* begin Exercise materials *
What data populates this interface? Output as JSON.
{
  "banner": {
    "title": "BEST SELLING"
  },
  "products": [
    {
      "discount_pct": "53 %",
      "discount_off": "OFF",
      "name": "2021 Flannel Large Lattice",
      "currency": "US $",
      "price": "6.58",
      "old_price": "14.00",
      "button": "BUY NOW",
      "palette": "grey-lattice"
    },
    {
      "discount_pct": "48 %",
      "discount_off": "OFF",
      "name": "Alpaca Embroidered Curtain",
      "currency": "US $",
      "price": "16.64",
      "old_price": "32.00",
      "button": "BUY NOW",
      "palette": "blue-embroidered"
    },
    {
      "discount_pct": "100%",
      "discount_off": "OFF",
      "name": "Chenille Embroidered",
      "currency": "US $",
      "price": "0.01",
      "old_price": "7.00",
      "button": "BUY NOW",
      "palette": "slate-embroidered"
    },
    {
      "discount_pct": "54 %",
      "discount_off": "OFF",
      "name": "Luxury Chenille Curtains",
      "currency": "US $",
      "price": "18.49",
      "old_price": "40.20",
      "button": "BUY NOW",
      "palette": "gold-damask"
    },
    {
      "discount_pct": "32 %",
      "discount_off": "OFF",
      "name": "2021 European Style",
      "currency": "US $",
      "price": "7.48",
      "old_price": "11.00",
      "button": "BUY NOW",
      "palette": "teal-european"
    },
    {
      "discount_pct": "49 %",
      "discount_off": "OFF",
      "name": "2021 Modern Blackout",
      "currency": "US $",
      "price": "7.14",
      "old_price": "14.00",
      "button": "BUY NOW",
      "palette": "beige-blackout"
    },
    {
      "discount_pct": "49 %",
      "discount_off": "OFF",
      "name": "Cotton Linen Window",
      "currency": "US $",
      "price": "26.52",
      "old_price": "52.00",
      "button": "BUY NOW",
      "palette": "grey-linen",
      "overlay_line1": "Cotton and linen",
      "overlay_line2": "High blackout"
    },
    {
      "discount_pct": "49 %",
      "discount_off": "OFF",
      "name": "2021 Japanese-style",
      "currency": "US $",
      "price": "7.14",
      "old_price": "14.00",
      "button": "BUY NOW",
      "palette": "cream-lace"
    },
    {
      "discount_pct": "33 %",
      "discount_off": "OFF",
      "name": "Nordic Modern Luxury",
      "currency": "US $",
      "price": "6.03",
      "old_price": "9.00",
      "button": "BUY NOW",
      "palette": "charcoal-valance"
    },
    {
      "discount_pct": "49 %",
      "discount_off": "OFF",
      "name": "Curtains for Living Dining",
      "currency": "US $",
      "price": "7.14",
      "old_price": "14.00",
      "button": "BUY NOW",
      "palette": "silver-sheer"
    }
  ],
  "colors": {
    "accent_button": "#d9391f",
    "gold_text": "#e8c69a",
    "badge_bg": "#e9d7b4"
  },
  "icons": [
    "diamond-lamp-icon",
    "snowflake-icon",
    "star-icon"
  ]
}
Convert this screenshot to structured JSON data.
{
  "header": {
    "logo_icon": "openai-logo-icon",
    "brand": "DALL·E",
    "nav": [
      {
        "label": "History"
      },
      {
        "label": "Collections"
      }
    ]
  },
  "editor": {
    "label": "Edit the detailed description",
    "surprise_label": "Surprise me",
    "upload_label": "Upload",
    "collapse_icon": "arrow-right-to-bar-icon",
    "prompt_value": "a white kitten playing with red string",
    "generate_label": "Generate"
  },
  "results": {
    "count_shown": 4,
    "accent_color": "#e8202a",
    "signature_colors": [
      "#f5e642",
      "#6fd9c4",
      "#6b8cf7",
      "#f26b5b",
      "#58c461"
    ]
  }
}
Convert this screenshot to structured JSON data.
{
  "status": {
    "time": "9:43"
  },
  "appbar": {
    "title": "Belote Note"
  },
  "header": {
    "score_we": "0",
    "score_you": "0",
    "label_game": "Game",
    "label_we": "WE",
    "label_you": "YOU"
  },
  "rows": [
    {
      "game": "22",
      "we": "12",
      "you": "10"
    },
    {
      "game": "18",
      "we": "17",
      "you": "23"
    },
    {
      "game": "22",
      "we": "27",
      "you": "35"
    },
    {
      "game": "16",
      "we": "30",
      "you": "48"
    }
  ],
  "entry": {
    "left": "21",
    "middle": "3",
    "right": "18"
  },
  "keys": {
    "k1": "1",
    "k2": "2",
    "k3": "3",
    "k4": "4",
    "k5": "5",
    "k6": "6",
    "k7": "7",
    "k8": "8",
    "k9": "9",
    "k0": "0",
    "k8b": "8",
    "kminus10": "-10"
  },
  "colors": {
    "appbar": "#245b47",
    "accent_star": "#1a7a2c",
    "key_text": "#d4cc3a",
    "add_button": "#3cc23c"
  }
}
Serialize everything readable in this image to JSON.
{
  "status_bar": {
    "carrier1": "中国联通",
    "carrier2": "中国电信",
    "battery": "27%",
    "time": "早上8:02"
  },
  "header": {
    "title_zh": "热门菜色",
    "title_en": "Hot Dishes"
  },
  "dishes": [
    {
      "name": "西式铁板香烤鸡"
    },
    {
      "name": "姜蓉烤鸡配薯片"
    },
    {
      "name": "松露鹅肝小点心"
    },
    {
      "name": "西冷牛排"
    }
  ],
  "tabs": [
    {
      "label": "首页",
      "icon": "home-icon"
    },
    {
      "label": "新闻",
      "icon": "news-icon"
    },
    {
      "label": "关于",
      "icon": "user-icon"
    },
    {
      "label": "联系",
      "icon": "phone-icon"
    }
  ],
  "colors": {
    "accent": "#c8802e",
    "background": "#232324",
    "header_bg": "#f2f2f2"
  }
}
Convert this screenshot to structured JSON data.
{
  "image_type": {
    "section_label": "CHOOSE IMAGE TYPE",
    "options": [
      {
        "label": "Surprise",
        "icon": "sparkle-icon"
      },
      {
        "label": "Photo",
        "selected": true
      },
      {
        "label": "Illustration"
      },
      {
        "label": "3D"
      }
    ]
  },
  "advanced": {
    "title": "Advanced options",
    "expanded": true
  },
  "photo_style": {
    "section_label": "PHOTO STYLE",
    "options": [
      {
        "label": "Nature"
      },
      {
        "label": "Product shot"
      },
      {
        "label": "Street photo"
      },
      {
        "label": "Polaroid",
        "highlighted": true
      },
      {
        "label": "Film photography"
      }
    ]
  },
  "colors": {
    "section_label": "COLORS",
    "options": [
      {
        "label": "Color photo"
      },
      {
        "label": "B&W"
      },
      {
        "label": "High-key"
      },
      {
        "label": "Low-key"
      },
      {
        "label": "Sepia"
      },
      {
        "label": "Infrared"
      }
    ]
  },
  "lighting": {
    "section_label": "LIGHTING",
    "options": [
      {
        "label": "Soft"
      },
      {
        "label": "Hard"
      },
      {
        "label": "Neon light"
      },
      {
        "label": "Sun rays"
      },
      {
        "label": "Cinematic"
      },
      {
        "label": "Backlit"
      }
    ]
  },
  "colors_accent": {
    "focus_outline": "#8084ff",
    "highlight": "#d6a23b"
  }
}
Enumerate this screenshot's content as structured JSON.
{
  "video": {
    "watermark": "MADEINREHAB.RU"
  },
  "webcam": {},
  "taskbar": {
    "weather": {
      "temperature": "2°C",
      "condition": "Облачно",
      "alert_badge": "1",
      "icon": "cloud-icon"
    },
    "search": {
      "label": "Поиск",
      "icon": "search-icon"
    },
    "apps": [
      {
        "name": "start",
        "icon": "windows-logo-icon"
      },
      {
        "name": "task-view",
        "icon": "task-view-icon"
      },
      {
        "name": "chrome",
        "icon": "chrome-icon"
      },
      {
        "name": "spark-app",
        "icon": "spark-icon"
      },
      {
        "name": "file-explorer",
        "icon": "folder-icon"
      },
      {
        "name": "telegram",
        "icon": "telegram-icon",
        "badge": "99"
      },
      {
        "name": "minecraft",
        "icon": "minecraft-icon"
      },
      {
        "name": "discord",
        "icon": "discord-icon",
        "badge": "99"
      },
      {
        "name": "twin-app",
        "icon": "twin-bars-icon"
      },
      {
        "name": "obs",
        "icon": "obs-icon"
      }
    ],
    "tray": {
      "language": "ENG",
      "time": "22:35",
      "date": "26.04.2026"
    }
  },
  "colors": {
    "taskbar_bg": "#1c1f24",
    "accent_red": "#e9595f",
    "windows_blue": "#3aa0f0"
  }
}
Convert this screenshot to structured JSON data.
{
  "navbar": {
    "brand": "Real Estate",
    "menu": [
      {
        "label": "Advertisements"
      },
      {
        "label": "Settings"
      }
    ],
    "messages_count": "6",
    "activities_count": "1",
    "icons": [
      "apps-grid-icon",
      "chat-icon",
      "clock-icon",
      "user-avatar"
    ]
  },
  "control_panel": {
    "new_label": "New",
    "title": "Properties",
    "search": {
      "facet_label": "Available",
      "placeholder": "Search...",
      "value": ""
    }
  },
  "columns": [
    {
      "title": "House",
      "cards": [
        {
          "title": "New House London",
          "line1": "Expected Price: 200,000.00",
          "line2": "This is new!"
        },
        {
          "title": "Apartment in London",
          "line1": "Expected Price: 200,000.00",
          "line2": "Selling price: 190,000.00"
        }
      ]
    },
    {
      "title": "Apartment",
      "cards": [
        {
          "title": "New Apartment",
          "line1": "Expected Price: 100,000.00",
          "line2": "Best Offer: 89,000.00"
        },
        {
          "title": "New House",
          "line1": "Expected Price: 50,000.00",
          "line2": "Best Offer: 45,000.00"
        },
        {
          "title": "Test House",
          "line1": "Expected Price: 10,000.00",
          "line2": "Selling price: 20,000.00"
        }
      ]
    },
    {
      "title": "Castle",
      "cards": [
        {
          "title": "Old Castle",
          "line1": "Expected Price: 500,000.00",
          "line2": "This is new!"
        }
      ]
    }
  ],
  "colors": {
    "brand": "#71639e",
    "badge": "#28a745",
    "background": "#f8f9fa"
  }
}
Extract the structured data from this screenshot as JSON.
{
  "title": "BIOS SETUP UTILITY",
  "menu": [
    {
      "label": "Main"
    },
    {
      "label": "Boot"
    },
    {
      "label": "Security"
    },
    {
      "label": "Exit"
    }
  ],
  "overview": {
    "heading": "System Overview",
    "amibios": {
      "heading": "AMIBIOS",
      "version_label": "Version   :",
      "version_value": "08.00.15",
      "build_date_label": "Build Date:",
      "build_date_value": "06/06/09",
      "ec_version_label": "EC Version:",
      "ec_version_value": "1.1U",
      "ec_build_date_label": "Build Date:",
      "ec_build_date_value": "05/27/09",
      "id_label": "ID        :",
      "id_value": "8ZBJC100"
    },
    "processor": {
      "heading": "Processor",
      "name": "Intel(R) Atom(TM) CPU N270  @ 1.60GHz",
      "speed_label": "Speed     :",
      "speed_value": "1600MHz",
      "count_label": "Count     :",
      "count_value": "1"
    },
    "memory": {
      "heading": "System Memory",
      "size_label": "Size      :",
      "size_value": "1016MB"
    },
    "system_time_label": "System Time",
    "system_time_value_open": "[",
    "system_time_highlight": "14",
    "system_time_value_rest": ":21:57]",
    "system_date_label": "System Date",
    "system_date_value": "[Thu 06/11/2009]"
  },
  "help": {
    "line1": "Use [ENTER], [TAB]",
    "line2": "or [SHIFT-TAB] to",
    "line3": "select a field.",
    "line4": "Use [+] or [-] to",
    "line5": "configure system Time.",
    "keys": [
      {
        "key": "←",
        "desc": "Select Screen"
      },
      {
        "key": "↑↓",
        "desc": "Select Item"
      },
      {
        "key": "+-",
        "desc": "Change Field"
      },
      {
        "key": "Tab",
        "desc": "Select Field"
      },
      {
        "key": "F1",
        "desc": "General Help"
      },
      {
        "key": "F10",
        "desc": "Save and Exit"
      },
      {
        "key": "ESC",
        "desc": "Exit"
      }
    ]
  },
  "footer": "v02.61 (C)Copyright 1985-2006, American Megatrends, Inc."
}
* end Exercise materials *
> [Goal of the exercise]: Find all lines with "Cotton" in them and copy each one.

> [Solution to this problem]:
      "name": "Cotton Linen Window",
      "overlay_line1": "Cotton and linen",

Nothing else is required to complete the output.